Saved entries

----

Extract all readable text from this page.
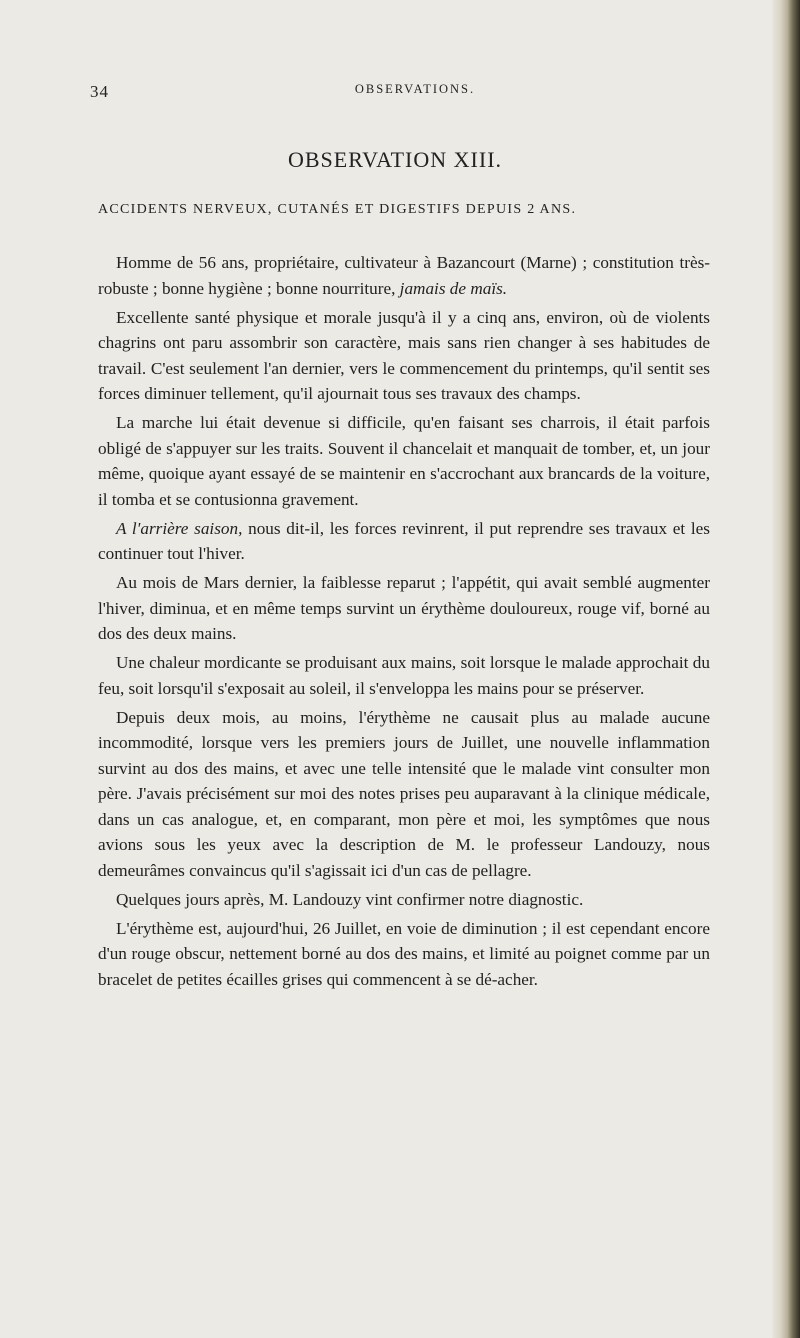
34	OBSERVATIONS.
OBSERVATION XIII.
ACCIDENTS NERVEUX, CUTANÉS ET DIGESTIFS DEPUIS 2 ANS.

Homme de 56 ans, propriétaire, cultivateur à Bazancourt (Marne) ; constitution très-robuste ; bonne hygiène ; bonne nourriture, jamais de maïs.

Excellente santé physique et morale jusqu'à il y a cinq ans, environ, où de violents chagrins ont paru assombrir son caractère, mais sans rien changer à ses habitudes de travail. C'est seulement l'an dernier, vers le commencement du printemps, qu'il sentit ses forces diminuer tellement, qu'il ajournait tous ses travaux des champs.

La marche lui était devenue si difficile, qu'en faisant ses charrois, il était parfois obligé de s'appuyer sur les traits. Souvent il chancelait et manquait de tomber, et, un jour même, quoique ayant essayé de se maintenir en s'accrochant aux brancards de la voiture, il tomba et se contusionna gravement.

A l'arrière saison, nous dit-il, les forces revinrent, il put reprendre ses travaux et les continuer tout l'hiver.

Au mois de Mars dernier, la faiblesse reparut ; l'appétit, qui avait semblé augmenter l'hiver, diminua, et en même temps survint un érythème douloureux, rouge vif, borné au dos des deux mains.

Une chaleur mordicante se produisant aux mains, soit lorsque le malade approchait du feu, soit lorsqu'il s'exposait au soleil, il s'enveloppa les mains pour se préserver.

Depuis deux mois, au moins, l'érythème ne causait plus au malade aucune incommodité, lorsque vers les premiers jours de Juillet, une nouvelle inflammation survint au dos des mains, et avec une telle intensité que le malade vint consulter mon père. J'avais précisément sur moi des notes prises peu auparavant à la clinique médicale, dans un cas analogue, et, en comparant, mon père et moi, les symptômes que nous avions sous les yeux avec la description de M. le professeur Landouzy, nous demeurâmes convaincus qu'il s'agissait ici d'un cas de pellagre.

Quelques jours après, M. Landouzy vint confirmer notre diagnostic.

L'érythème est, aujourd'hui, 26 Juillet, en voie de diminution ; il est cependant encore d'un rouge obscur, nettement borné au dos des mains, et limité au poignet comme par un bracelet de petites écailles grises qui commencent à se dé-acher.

----

AIM OF THE TASK:
Report only how many lines in the entries contain "même".

SOLUTION:
2